A set-based solution to some of your financial problems

A couple of students in one of my SQL Server programming classes brought me a puzzle recently. In their production system, they work with various financial applications that must apply interest rates or indexes to monetary values such as deposits. The students had a specific problem relating to this system and wondered whether it had a set-based T-SQL solution. The answer is: of course! Let's explore a generalized version of the problem my students presented, so that you can adjust the solution to your specific needs.

Indexing Monetary Values
Your money's worth changes with time. Financial applications rarely display in its original form a monetary value that was entered into a database. Financial institutions need to apply interest rates to savings account deposits, apply index rates (like the consumer price index—CPI) to monetary values in a profit/loss report, apply currency exchange rates to debts owed to foreign suppliers, and so on.

Usually, a monetary value is entered into the financial application's database along with an effective date. The application would apply a series of adjustments to the principal value and calculate the resulting value as of a later date, such as "today" or "December 31, 2002." For example, say you enter the amount $1,300 into the system on September 7, 2002. You need to link that amount to the CPI, which is updated monthly on the 15th, and display the value as of December 31, 2002. The CPI contains monthly rates that reflect the changes in the value of money according to average consumer purchases. An index such as the CPI can be expressed either as a percentage of growth or as a rate factor. Consumers usually care about the percentage of growth, while accountants usually use index rates in their calculations.

Suppose in this example that the index rates grew 0.3 percent, 0.6 percent, 0.4 percent, and 0.9 percent during September through December. Your principal amount needs to undergo the following adjustments:

$1,300.0000 * (1 + 0.3%) = $1,303.9000
$1,303.9000 * (1 + 0.6%) = $1,311.7234
$1,311.7234 * (1 + 0.4%) = $1,316.9703
$1,316.9703 * (1 + 0.9%) = $1,328.8230

You'd use similar calculations when applying interest rates to your savings account's deposits (assuming the terms of your account specify changing interest rates), but the periods between interest rate changes might vary.

● Data section:

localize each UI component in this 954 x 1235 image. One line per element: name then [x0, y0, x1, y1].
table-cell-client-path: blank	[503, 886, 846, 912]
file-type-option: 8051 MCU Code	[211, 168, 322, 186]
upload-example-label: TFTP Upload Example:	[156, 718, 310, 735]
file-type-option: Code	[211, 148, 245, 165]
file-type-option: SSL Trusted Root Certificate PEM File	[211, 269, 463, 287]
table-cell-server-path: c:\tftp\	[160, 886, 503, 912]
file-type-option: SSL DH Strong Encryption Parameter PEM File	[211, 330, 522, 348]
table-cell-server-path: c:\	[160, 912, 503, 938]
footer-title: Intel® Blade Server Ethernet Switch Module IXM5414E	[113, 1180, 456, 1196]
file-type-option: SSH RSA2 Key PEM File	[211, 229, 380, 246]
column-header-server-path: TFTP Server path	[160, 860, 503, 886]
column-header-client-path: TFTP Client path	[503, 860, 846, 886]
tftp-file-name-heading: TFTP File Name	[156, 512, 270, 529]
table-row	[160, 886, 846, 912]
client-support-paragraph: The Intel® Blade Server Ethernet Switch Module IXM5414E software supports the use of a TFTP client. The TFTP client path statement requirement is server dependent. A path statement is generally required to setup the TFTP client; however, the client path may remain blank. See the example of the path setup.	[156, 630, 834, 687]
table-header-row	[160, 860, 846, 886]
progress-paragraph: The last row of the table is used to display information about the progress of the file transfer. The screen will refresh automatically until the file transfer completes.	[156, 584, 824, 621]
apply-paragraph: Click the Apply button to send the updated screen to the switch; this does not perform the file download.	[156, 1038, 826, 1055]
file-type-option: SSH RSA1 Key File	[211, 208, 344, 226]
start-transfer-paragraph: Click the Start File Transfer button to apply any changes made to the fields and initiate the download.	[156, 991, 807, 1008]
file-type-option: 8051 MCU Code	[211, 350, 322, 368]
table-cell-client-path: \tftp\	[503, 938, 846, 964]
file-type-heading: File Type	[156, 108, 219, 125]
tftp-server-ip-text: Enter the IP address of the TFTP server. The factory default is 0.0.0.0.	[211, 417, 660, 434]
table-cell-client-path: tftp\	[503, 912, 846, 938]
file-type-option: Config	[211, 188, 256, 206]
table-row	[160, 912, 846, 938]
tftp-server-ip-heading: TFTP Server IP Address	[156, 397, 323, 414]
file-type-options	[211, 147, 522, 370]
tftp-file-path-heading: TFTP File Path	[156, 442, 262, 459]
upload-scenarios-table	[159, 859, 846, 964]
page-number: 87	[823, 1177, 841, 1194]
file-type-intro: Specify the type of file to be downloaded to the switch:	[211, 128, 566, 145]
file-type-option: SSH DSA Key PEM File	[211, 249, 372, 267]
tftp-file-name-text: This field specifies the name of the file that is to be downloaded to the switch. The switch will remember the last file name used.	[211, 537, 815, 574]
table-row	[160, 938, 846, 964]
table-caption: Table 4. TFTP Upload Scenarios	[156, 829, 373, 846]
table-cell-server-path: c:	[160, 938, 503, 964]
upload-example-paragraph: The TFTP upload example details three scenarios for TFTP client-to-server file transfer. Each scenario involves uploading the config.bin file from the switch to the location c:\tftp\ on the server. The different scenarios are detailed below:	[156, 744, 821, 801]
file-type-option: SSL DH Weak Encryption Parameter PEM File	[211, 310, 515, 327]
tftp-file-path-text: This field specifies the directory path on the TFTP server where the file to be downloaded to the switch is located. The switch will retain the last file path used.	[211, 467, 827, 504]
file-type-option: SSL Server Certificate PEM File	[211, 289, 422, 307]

● Directives:
a) In the financial article, which kinds of rates do financial institutions apply, and to what is each applied?
b) Answer these from the financial article:
(i) In the CPI example, what amount is entered into the system, and on what date?
(ii) On what day of the month is the CPI updated?
(iii) Who usually uses index rates in their calculations?
Rely only on the financial article, not on the rows.

● Answers to the tasks:
a)
- Interest rates, applied to savings account deposits
- Index rates such as the consumer price index (CPI), applied to monetary values in a profit/loss report
- Currency exchange rates, applied to debts owed to foreign suppliers

b)
(i) $1,300, entered on September 7, 2002
(ii) The 15th
(iii) Accountants